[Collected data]
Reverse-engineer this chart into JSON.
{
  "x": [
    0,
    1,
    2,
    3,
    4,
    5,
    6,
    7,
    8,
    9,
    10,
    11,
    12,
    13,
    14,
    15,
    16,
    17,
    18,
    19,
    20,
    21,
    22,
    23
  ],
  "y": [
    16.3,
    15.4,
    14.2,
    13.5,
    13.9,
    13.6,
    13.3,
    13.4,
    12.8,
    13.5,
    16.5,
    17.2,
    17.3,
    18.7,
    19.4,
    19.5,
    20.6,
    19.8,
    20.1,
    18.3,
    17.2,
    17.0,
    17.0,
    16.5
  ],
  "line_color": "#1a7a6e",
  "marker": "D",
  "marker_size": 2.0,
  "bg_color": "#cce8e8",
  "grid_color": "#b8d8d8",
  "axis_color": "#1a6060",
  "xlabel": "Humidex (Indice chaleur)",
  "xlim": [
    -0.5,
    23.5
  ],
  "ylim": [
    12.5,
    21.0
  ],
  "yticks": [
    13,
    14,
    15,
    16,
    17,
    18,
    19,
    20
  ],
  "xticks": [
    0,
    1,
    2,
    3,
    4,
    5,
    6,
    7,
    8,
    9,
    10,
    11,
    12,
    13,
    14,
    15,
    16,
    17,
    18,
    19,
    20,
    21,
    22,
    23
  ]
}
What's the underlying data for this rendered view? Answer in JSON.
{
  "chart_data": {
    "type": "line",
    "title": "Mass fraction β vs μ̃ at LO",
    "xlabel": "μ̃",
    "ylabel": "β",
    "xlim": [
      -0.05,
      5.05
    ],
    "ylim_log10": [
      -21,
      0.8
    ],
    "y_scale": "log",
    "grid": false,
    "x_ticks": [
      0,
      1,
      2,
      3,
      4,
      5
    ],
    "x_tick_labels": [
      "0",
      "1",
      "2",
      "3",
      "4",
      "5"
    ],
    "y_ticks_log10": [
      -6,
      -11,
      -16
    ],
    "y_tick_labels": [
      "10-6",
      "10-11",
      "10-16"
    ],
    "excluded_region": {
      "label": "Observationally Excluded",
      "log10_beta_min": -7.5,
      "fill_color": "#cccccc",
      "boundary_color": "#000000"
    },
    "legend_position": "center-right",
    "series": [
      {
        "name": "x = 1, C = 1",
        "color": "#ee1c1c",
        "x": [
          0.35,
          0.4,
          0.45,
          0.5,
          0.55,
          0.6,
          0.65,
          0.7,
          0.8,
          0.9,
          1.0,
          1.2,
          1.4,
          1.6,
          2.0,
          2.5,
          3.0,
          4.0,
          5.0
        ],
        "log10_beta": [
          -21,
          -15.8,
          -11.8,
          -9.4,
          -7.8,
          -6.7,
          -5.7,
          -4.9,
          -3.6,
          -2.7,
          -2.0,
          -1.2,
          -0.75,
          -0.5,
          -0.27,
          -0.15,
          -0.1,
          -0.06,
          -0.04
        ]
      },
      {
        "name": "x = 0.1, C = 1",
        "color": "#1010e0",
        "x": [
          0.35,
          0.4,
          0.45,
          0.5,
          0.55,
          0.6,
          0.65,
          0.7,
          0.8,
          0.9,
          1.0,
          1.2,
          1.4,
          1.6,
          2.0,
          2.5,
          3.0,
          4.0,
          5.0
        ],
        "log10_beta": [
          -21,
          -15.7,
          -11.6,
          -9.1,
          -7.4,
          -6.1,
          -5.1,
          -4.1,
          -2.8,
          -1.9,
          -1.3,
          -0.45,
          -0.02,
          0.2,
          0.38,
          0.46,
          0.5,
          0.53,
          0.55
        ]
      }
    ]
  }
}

§ Stated exercise
Output the records above in their entirety, exactly.

§ Completed task
Reverse-engineer this chart into JSON.
{
  "x": [
    0,
    1,
    2,
    3,
    4,
    5,
    6,
    7,
    8,
    9,
    10,
    11,
    12,
    13,
    14,
    15,
    16,
    17,
    18,
    19,
    20,
    21,
    22,
    23
  ],
  "y": [
    16.3,
    15.4,
    14.2,
    13.5,
    13.9,
    13.6,
    13.3,
    13.4,
    12.8,
    13.5,
    16.5,
    17.2,
    17.3,
    18.7,
    19.4,
    19.5,
    20.6,
    19.8,
    20.1,
    18.3,
    17.2,
    17.0,
    17.0,
    16.5
  ],
  "line_color": "#1a7a6e",
  "marker": "D",
  "marker_size": 2.0,
  "bg_color": "#cce8e8",
  "grid_color": "#b8d8d8",
  "axis_color": "#1a6060",
  "xlabel": "Humidex (Indice chaleur)",
  "xlim": [
    -0.5,
    23.5
  ],
  "ylim": [
    12.5,
    21.0
  ],
  "yticks": [
    13,
    14,
    15,
    16,
    17,
    18,
    19,
    20
  ],
  "xticks": [
    0,
    1,
    2,
    3,
    4,
    5,
    6,
    7,
    8,
    9,
    10,
    11,
    12,
    13,
    14,
    15,
    16,
    17,
    18,
    19,
    20,
    21,
    22,
    23
  ]
}
What's the underlying data for this rendered view? Answer in JSON.
{
  "chart_data": {
    "type": "line",
    "title": "Mass fraction β vs μ̃ at LO",
    "xlabel": "μ̃",
    "ylabel": "β",
    "xlim": [
      -0.05,
      5.05
    ],
    "ylim_log10": [
      -21,
      0.8
    ],
    "y_scale": "log",
    "grid": false,
    "x_ticks": [
      0,
      1,
      2,
      3,
      4,
      5
    ],
    "x_tick_labels": [
      "0",
      "1",
      "2",
      "3",
      "4",
      "5"
    ],
    "y_ticks_log10": [
      -6,
      -11,
      -16
    ],
    "y_tick_labels": [
      "10-6",
      "10-11",
      "10-16"
    ],
    "excluded_region": {
      "label": "Observationally Excluded",
      "log10_beta_min": -7.5,
      "fill_color": "#cccccc",
      "boundary_color": "#000000"
    },
    "legend_position": "center-right",
    "series": [
      {
        "name": "x = 1, C = 1",
        "color": "#ee1c1c",
        "x": [
          0.35,
          0.4,
          0.45,
          0.5,
          0.55,
          0.6,
          0.65,
          0.7,
          0.8,
          0.9,
          1.0,
          1.2,
          1.4,
          1.6,
          2.0,
          2.5,
          3.0,
          4.0,
          5.0
        ],
        "log10_beta": [
          -21,
          -15.8,
          -11.8,
          -9.4,
          -7.8,
          -6.7,
          -5.7,
          -4.9,
          -3.6,
          -2.7,
          -2.0,
          -1.2,
          -0.75,
          -0.5,
          -0.27,
          -0.15,
          -0.1,
          -0.06,
          -0.04
        ]
      },
      {
        "name": "x = 0.1, C = 1",
        "color": "#1010e0",
        "x": [
          0.35,
          0.4,
          0.45,
          0.5,
          0.55,
          0.6,
          0.65,
          0.7,
          0.8,
          0.9,
          1.0,
          1.2,
          1.4,
          1.6,
          2.0,
          2.5,
          3.0,
          4.0,
          5.0
        ],
        "log10_beta": [
          -21,
          -15.7,
          -11.6,
          -9.1,
          -7.4,
          -6.1,
          -5.1,
          -4.1,
          -2.8,
          -1.9,
          -1.3,
          -0.45,
          -0.02,
          0.2,
          0.38,
          0.46,
          0.5,
          0.53,
          0.55
        ]
      }
    ]
  }
}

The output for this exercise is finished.